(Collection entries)
= = = = =

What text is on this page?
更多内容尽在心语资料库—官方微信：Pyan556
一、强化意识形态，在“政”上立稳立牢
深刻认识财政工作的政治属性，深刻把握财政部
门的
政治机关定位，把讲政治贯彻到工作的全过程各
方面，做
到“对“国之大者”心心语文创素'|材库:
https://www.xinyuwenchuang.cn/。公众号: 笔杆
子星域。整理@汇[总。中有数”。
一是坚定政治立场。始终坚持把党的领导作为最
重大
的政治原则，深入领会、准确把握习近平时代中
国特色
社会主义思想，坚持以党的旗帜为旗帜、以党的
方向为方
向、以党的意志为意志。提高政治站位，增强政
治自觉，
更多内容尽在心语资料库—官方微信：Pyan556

= = = = =

◆ Prompt ◆
Quote every entry exactly.

◆ Result of the task ◆
What text is on this page?
更多内容尽在心语资料库—官方微信：Pyan556
一、强化意识形态，在“政”上立稳立牢
深刻认识财政工作的政治属性，深刻把握财政部
门的
政治机关定位，把讲政治贯彻到工作的全过程各
方面，做
到“对“国之大者”心心语文创素'|材库:
https://www.xinyuwenchuang.cn/。公众号: 笔杆
子星域。整理@汇[总。中有数”。
一是坚定政治立场。始终坚持把党的领导作为最
重大
的政治原则，深入领会、准确把握习近平时代中
国特色
社会主义思想，坚持以党的旗帜为旗帜、以党的
方向为方
向、以党的意志为意志。提高政治站位，增强政
治自觉，
更多内容尽在心语资料库—官方微信：Pyan556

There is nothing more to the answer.